- _AIM_:
Identify every line in the records below that contains the word "объема", and copy each of those lines.

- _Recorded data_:

----------

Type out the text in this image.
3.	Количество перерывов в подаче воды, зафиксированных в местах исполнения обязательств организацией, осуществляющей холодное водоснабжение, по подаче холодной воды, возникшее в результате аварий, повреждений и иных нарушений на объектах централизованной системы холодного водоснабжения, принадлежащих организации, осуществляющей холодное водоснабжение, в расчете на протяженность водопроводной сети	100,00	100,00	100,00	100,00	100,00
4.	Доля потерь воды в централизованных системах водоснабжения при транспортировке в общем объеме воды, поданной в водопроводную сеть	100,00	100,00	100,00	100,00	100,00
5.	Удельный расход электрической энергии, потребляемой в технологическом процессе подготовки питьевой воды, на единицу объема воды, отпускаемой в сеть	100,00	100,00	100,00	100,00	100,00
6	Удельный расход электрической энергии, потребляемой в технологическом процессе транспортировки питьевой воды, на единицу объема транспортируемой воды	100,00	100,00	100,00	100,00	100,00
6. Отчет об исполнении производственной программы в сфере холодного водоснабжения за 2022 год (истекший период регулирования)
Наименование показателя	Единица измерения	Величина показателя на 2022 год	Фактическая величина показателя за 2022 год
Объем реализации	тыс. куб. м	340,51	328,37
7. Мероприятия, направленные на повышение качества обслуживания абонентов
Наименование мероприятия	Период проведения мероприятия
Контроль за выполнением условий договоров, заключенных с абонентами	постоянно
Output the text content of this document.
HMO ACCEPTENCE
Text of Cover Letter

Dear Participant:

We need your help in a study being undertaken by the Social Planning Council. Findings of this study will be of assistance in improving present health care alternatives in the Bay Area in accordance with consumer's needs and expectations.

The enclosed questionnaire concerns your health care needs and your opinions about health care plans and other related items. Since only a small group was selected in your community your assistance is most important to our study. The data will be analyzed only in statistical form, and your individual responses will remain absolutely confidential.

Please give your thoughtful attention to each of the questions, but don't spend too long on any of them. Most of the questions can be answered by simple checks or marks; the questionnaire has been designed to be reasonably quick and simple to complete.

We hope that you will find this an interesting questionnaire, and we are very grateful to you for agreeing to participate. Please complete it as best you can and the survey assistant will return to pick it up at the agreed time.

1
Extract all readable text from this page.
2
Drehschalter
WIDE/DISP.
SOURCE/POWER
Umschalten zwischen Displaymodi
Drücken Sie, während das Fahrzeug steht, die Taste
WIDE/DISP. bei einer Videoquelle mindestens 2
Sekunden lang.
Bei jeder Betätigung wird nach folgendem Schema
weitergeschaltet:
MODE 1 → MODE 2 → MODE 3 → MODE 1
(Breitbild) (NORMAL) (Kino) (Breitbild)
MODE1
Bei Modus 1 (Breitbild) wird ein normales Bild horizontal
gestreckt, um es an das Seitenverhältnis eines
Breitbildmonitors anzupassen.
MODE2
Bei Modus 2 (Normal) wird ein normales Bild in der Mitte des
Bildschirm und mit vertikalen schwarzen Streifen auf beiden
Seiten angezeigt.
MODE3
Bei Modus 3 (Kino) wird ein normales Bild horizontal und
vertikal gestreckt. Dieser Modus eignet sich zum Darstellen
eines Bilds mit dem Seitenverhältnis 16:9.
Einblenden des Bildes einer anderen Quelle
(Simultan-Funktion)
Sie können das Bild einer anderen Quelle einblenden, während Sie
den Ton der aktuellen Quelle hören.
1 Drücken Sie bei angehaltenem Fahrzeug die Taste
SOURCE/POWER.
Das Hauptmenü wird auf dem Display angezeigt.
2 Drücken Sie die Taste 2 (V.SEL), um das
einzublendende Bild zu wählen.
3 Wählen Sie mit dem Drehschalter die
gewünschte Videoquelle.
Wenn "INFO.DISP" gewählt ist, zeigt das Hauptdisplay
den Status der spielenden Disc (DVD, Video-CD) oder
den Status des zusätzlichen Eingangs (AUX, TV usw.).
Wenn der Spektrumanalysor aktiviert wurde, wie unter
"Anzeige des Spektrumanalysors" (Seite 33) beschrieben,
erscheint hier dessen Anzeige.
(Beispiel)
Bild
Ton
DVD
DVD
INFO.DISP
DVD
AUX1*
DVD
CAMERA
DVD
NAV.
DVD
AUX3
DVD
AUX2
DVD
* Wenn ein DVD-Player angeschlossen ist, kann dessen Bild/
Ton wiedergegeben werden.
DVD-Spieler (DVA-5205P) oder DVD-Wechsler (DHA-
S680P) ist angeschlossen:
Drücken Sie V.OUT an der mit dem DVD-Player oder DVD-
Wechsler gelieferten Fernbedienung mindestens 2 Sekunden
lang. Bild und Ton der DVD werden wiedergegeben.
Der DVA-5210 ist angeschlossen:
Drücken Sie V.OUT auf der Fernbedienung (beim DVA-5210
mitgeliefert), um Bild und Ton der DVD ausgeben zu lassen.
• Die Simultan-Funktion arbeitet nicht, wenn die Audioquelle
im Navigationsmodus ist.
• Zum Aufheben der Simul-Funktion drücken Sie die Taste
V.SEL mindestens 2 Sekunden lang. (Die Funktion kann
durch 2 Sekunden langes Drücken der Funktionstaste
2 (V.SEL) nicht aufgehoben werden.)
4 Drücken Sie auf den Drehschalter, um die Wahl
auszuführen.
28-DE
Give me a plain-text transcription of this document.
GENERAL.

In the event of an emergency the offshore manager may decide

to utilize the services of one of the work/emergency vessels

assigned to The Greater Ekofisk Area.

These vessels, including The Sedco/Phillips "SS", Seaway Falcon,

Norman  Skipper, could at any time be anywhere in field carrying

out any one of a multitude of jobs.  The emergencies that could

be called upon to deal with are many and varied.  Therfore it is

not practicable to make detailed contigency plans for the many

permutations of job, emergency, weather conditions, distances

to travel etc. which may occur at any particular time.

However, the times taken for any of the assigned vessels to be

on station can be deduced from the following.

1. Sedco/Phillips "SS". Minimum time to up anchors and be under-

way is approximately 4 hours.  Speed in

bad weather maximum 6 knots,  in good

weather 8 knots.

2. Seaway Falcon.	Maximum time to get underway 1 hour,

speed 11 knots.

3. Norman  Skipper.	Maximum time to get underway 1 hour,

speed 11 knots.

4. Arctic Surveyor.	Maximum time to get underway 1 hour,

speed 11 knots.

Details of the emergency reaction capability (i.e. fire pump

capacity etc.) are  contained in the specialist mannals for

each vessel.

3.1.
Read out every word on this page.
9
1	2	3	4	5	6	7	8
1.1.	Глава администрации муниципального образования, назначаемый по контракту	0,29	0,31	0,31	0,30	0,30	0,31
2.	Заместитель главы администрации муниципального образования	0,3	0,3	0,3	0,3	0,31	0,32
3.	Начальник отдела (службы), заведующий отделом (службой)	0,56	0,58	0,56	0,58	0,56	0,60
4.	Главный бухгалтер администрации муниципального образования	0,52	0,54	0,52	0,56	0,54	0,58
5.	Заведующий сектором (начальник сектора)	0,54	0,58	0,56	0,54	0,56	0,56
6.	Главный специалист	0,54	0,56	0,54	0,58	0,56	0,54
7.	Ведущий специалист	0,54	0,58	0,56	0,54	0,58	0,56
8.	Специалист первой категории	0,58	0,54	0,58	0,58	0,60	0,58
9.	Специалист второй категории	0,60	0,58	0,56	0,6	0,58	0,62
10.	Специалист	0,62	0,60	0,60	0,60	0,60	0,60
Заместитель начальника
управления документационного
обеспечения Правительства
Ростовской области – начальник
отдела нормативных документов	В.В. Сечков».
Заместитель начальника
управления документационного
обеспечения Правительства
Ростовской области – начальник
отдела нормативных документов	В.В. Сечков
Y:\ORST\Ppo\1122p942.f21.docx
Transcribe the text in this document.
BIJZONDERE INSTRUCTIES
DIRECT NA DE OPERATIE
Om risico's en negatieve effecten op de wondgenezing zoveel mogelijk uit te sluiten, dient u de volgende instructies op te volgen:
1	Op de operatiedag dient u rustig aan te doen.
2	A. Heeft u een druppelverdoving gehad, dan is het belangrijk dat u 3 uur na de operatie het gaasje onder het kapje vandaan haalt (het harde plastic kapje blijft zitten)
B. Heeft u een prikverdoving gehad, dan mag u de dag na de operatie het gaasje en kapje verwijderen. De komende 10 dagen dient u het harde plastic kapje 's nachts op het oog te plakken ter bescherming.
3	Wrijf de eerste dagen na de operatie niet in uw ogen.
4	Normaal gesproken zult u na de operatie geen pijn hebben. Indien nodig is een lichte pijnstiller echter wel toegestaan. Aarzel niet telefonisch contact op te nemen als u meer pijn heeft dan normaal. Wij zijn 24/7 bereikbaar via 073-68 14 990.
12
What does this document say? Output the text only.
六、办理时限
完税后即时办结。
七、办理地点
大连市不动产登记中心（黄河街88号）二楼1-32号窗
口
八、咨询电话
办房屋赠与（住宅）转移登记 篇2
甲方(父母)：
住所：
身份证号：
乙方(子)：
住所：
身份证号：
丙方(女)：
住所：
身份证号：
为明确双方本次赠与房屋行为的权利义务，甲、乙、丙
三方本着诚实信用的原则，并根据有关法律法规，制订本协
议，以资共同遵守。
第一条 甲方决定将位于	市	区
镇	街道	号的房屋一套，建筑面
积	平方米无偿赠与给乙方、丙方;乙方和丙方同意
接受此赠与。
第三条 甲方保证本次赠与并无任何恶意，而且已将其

----------

- _CORRECT RESULT_:
5.	Удельный расход электрической энергии, потребляемой в технологическом процессе подготовки питьевой воды, на единицу объема воды, отпускаемой в сеть	100,00	100,00	100,00	100,00	100,00
6	Удельный расход электрической энергии, потребляемой в технологическом процессе транспортировки питьевой воды, на единицу объема транспортируемой воды	100,00	100,00	100,00	100,00	100,00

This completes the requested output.